*Short exercise*: Return all the data, word for word.

━━━━━━━━

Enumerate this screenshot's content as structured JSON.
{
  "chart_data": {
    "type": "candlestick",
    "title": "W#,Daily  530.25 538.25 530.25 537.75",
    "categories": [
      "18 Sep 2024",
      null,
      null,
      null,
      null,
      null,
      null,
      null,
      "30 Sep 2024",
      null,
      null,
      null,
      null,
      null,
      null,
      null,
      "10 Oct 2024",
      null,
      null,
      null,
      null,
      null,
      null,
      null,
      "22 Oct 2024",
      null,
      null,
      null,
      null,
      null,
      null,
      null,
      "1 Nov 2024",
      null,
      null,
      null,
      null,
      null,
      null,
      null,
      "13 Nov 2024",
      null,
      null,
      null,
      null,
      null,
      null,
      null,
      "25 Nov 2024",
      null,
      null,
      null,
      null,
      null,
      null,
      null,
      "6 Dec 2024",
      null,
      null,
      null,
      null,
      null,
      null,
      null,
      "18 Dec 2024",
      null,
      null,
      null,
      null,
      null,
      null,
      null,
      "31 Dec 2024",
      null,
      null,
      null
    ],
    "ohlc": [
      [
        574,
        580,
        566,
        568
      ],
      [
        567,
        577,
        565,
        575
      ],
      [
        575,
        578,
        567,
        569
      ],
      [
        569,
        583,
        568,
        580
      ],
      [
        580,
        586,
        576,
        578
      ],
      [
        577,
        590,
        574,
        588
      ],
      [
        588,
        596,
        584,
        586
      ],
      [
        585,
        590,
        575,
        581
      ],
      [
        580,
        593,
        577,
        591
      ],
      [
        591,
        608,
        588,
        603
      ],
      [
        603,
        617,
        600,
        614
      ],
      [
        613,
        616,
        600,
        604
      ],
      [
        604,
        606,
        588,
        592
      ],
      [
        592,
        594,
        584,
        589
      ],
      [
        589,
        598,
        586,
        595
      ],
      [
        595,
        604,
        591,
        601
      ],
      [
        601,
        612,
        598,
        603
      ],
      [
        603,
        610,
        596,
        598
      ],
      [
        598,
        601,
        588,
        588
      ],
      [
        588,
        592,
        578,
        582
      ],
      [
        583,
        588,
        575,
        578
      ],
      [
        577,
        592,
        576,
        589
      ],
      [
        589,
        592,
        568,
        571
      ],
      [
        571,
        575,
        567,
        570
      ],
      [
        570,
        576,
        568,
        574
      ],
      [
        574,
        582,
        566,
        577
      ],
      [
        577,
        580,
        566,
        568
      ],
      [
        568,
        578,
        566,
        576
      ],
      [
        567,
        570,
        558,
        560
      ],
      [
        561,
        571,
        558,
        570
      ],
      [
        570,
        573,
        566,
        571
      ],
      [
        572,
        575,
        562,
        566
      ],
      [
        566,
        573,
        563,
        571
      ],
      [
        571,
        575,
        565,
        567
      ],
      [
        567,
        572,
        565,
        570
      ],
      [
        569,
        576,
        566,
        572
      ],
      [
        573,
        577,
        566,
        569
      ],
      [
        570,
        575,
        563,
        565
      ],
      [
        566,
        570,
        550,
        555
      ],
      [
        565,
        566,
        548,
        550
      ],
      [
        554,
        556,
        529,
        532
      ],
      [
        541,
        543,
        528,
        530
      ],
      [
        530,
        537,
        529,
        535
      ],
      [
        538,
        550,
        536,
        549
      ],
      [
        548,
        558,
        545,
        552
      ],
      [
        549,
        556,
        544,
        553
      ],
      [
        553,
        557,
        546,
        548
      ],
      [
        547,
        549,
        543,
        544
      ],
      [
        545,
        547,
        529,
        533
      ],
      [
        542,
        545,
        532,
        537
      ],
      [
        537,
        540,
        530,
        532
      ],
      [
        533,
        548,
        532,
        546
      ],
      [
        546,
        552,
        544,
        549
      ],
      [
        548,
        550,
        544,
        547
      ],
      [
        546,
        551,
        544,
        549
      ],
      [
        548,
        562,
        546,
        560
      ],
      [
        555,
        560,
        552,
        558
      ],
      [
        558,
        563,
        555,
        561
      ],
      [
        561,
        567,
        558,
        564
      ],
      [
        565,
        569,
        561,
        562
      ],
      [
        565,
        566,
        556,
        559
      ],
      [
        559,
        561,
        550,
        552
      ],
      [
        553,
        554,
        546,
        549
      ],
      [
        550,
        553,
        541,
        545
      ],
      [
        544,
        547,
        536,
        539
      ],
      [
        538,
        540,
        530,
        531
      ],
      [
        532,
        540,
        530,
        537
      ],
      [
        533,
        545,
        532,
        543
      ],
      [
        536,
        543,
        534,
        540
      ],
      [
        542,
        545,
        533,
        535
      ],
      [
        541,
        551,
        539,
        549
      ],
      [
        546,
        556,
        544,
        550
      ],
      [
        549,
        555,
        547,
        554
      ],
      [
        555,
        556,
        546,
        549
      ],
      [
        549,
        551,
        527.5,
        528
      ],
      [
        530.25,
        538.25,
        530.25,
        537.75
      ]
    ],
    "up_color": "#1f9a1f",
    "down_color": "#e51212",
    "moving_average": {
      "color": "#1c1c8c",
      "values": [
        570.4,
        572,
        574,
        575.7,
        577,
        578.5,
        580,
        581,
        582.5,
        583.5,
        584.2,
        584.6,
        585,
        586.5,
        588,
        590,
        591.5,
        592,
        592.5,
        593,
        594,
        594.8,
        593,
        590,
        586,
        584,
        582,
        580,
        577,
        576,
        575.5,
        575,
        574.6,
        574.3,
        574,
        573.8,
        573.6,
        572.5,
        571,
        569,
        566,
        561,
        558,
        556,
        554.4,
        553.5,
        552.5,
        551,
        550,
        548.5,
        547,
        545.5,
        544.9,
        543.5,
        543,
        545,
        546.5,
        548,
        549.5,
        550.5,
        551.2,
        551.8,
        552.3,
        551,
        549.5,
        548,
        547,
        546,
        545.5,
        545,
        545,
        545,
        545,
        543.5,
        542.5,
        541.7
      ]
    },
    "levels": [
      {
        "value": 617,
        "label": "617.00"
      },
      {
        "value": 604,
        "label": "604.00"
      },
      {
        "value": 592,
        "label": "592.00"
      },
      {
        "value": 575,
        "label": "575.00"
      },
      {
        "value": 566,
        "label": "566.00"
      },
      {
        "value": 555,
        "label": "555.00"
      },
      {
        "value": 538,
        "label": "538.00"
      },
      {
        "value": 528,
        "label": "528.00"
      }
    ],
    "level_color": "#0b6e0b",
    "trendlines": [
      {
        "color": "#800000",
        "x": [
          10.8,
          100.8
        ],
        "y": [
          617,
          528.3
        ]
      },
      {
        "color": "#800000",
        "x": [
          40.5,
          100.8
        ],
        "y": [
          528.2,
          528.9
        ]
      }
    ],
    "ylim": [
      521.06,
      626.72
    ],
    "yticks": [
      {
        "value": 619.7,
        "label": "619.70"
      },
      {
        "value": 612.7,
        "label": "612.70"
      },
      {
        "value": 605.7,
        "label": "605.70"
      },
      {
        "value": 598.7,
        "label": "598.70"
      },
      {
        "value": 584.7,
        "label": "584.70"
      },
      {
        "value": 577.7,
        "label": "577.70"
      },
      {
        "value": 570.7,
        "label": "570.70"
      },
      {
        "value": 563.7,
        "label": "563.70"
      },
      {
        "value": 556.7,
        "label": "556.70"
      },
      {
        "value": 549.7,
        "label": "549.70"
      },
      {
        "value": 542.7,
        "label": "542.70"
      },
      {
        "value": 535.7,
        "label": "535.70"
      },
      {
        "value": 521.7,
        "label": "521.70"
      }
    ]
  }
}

━━━━━━━━

*Response for this exercise*:
Enumerate this screenshot's content as structured JSON.
{
  "chart_data": {
    "type": "candlestick",
    "title": "W#,Daily  530.25 538.25 530.25 537.75",
    "categories": [
      "18 Sep 2024",
      null,
      null,
      null,
      null,
      null,
      null,
      null,
      "30 Sep 2024",
      null,
      null,
      null,
      null,
      null,
      null,
      null,
      "10 Oct 2024",
      null,
      null,
      null,
      null,
      null,
      null,
      null,
      "22 Oct 2024",
      null,
      null,
      null,
      null,
      null,
      null,
      null,
      "1 Nov 2024",
      null,
      null,
      null,
      null,
      null,
      null,
      null,
      "13 Nov 2024",
      null,
      null,
      null,
      null,
      null,
      null,
      null,
      "25 Nov 2024",
      null,
      null,
      null,
      null,
      null,
      null,
      null,
      "6 Dec 2024",
      null,
      null,
      null,
      null,
      null,
      null,
      null,
      "18 Dec 2024",
      null,
      null,
      null,
      null,
      null,
      null,
      null,
      "31 Dec 2024",
      null,
      null,
      null
    ],
    "ohlc": [
      [
        574,
        580,
        566,
        568
      ],
      [
        567,
        577,
        565,
        575
      ],
      [
        575,
        578,
        567,
        569
      ],
      [
        569,
        583,
        568,
        580
      ],
      [
        580,
        586,
        576,
        578
      ],
      [
        577,
        590,
        574,
        588
      ],
      [
        588,
        596,
        584,
        586
      ],
      [
        585,
        590,
        575,
        581
      ],
      [
        580,
        593,
        577,
        591
      ],
      [
        591,
        608,
        588,
        603
      ],
      [
        603,
        617,
        600,
        614
      ],
      [
        613,
        616,
        600,
        604
      ],
      [
        604,
        606,
        588,
        592
      ],
      [
        592,
        594,
        584,
        589
      ],
      [
        589,
        598,
        586,
        595
      ],
      [
        595,
        604,
        591,
        601
      ],
      [
        601,
        612,
        598,
        603
      ],
      [
        603,
        610,
        596,
        598
      ],
      [
        598,
        601,
        588,
        588
      ],
      [
        588,
        592,
        578,
        582
      ],
      [
        583,
        588,
        575,
        578
      ],
      [
        577,
        592,
        576,
        589
      ],
      [
        589,
        592,
        568,
        571
      ],
      [
        571,
        575,
        567,
        570
      ],
      [
        570,
        576,
        568,
        574
      ],
      [
        574,
        582,
        566,
        577
      ],
      [
        577,
        580,
        566,
        568
      ],
      [
        568,
        578,
        566,
        576
      ],
      [
        567,
        570,
        558,
        560
      ],
      [
        561,
        571,
        558,
        570
      ],
      [
        570,
        573,
        566,
        571
      ],
      [
        572,
        575,
        562,
        566
      ],
      [
        566,
        573,
        563,
        571
      ],
      [
        571,
        575,
        565,
        567
      ],
      [
        567,
        572,
        565,
        570
      ],
      [
        569,
        576,
        566,
        572
      ],
      [
        573,
        577,
        566,
        569
      ],
      [
        570,
        575,
        563,
        565
      ],
      [
        566,
        570,
        550,
        555
      ],
      [
        565,
        566,
        548,
        550
      ],
      [
        554,
        556,
        529,
        532
      ],
      [
        541,
        543,
        528,
        530
      ],
      [
        530,
        537,
        529,
        535
      ],
      [
        538,
        550,
        536,
        549
      ],
      [
        548,
        558,
        545,
        552
      ],
      [
        549,
        556,
        544,
        553
      ],
      [
        553,
        557,
        546,
        548
      ],
      [
        547,
        549,
        543,
        544
      ],
      [
        545,
        547,
        529,
        533
      ],
      [
        542,
        545,
        532,
        537
      ],
      [
        537,
        540,
        530,
        532
      ],
      [
        533,
        548,
        532,
        546
      ],
      [
        546,
        552,
        544,
        549
      ],
      [
        548,
        550,
        544,
        547
      ],
      [
        546,
        551,
        544,
        549
      ],
      [
        548,
        562,
        546,
        560
      ],
      [
        555,
        560,
        552,
        558
      ],
      [
        558,
        563,
        555,
        561
      ],
      [
        561,
        567,
        558,
        564
      ],
      [
        565,
        569,
        561,
        562
      ],
      [
        565,
        566,
        556,
        559
      ],
      [
        559,
        561,
        550,
        552
      ],
      [
        553,
        554,
        546,
        549
      ],
      [
        550,
        553,
        541,
        545
      ],
      [
        544,
        547,
        536,
        539
      ],
      [
        538,
        540,
        530,
        531
      ],
      [
        532,
        540,
        530,
        537
      ],
      [
        533,
        545,
        532,
        543
      ],
      [
        536,
        543,
        534,
        540
      ],
      [
        542,
        545,
        533,
        535
      ],
      [
        541,
        551,
        539,
        549
      ],
      [
        546,
        556,
        544,
        550
      ],
      [
        549,
        555,
        547,
        554
      ],
      [
        555,
        556,
        546,
        549
      ],
      [
        549,
        551,
        527.5,
        528
      ],
      [
        530.25,
        538.25,
        530.25,
        537.75
      ]
    ],
    "up_color": "#1f9a1f",
    "down_color": "#e51212",
    "moving_average": {
      "color": "#1c1c8c",
      "values": [
        570.4,
        572,
        574,
        575.7,
        577,
        578.5,
        580,
        581,
        582.5,
        583.5,
        584.2,
        584.6,
        585,
        586.5,
        588,
        590,
        591.5,
        592,
        592.5,
        593,
        594,
        594.8,
        593,
        590,
        586,
        584,
        582,
        580,
        577,
        576,
        575.5,
        575,
        574.6,
        574.3,
        574,
        573.8,
        573.6,
        572.5,
        571,
        569,
        566,
        561,
        558,
        556,
        554.4,
        553.5,
        552.5,
        551,
        550,
        548.5,
        547,
        545.5,
        544.9,
        543.5,
        543,
        545,
        546.5,
        548,
        549.5,
        550.5,
        551.2,
        551.8,
        552.3,
        551,
        549.5,
        548,
        547,
        546,
        545.5,
        545,
        545,
        545,
        545,
        543.5,
        542.5,
        541.7
      ]
    },
    "levels": [
      {
        "value": 617,
        "label": "617.00"
      },
      {
        "value": 604,
        "label": "604.00"
      },
      {
        "value": 592,
        "label": "592.00"
      },
      {
        "value": 575,
        "label": "575.00"
      },
      {
        "value": 566,
        "label": "566.00"
      },
      {
        "value": 555,
        "label": "555.00"
      },
      {
        "value": 538,
        "label": "538.00"
      },
      {
        "value": 528,
        "label": "528.00"
      }
    ],
    "level_color": "#0b6e0b",
    "trendlines": [
      {
        "color": "#800000",
        "x": [
          10.8,
          100.8
        ],
        "y": [
          617,
          528.3
        ]
      },
      {
        "color": "#800000",
        "x": [
          40.5,
          100.8
        ],
        "y": [
          528.2,
          528.9
        ]
      }
    ],
    "ylim": [
      521.06,
      626.72
    ],
    "yticks": [
      {
        "value": 619.7,
        "label": "619.70"
      },
      {
        "value": 612.7,
        "label": "612.70"
      },
      {
        "value": 605.7,
        "label": "605.70"
      },
      {
        "value": 598.7,
        "label": "598.70"
      },
      {
        "value": 584.7,
        "label": "584.70"
      },
      {
        "value": 577.7,
        "label": "577.70"
      },
      {
        "value": 570.7,
        "label": "570.70"
      },
      {
        "value": 563.7,
        "label": "563.70"
      },
      {
        "value": 556.7,
        "label": "556.70"
      },
      {
        "value": 549.7,
        "label": "549.70"
      },
      {
        "value": 542.7,
        "label": "542.70"
      },
      {
        "value": 535.7,
        "label": "535.70"
      },
      {
        "value": 521.7,
        "label": "521.70"
      }
    ]
  }
}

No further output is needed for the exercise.